# WHAT IS EXPECTED
Which lines in the material below contain the word "Annule"? Copy each of them.

[Collected data]

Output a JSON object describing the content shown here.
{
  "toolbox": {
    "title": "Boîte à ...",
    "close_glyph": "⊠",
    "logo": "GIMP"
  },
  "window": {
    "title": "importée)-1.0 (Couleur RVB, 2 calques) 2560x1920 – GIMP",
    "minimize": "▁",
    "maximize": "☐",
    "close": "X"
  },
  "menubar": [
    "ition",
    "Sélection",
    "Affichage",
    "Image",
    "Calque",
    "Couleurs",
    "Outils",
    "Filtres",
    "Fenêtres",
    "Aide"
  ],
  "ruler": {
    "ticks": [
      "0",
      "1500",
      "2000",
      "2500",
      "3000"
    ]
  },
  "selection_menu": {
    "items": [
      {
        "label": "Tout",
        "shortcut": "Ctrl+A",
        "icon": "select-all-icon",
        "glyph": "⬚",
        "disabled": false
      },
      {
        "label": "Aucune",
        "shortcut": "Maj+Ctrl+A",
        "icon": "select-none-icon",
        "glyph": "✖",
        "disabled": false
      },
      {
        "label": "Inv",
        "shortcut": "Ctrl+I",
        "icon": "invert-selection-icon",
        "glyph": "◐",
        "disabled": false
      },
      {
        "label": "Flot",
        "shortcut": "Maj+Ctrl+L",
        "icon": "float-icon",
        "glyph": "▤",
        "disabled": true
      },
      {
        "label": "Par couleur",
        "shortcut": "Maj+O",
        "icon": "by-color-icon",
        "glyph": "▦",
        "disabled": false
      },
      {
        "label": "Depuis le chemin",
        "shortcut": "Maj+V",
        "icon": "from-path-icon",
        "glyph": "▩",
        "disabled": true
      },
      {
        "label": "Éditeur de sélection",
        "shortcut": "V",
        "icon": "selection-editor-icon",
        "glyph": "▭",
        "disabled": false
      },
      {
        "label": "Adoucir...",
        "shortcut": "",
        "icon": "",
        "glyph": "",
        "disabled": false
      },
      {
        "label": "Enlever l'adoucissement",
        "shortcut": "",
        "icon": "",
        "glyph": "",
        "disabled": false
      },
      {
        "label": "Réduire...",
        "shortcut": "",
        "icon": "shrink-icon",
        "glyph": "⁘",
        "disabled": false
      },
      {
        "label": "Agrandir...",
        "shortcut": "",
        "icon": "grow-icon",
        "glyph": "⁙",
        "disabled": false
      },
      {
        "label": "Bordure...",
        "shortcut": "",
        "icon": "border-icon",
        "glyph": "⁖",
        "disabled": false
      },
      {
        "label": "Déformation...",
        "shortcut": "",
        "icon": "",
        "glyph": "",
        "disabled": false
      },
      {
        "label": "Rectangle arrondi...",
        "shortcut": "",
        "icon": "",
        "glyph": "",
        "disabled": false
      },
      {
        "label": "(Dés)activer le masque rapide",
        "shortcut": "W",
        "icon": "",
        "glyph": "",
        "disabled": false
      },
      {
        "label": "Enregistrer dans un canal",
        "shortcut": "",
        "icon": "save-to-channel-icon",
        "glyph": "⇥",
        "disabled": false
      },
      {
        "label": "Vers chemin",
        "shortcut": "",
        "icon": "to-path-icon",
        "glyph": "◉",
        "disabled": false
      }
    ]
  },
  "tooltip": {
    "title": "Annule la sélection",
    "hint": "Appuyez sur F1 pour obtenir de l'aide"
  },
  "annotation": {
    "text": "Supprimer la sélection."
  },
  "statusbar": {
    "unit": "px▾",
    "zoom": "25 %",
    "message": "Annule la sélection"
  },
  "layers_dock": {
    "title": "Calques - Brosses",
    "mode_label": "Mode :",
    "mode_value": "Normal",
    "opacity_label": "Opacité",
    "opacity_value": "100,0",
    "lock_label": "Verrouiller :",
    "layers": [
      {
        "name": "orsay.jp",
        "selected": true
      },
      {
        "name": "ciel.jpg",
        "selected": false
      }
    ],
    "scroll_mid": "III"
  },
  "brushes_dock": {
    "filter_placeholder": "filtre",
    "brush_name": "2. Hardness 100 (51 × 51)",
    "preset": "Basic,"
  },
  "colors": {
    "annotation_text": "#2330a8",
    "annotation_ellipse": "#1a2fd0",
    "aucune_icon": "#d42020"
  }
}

==

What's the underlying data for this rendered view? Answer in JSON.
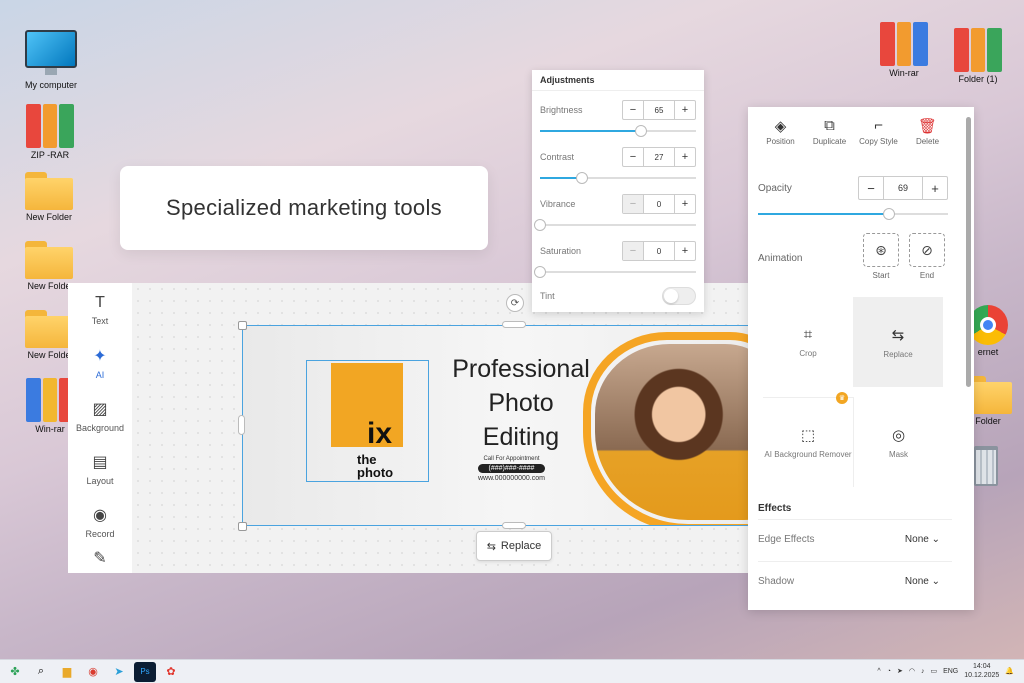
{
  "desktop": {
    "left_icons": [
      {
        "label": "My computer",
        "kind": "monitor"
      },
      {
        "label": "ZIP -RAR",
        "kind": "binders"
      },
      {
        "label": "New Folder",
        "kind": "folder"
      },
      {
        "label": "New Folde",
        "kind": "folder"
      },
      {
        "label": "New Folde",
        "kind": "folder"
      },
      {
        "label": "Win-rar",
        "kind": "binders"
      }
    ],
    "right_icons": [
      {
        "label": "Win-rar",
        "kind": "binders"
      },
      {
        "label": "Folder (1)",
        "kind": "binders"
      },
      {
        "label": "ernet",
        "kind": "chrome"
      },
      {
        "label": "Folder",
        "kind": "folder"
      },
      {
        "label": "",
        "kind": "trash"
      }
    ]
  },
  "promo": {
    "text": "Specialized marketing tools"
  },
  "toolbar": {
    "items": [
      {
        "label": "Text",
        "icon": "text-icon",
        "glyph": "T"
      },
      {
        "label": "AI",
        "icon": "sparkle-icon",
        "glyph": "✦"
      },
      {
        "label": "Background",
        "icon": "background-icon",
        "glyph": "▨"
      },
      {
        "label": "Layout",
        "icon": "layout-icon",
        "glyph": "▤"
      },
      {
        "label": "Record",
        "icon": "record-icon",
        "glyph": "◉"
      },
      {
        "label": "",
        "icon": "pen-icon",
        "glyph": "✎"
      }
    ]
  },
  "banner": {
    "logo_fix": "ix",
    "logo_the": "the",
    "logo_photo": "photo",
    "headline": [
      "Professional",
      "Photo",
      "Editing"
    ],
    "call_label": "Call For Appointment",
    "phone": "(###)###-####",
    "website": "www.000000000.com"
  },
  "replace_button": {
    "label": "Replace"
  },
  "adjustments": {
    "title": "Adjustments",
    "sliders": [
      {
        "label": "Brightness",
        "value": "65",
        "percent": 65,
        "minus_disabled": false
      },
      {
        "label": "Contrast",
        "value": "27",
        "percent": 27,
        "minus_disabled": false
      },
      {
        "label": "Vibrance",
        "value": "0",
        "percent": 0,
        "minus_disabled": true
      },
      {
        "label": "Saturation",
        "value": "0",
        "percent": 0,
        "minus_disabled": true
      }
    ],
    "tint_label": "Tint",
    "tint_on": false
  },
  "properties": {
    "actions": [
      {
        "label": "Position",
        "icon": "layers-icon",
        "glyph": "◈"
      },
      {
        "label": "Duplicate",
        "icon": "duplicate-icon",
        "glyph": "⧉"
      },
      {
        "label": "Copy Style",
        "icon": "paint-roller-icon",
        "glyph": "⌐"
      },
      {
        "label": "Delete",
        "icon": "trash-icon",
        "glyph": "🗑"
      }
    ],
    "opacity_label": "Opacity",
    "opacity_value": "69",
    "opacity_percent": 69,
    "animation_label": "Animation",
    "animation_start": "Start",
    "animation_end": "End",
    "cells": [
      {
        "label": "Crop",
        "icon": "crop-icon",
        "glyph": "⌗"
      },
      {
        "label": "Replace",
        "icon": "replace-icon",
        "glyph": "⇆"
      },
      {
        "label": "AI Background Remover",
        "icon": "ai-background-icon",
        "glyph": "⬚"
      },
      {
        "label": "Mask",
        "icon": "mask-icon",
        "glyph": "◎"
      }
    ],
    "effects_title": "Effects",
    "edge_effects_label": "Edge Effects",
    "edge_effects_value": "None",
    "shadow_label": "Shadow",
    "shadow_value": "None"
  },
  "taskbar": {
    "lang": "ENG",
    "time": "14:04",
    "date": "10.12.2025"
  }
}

==

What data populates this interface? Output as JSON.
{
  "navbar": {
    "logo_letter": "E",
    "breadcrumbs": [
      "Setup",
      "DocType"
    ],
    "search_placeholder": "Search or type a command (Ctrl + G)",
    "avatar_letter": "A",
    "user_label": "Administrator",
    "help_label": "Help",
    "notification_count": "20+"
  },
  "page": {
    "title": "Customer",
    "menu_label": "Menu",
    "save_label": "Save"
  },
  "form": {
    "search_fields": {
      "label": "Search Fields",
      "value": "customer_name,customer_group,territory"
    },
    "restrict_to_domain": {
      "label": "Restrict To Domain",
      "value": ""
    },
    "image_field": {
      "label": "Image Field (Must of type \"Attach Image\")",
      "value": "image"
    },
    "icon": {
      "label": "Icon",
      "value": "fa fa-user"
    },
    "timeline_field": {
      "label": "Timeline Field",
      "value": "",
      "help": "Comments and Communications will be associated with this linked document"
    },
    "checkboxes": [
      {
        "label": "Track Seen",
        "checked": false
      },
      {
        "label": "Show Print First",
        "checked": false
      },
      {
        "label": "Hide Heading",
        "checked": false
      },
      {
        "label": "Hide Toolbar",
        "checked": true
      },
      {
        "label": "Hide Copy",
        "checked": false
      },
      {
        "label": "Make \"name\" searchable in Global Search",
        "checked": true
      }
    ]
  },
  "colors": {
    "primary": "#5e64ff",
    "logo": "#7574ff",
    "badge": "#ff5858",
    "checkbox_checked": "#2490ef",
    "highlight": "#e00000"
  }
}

# FINISHED TASK
    "title": "Annule la sélection",
    "message": "Annule la sélection"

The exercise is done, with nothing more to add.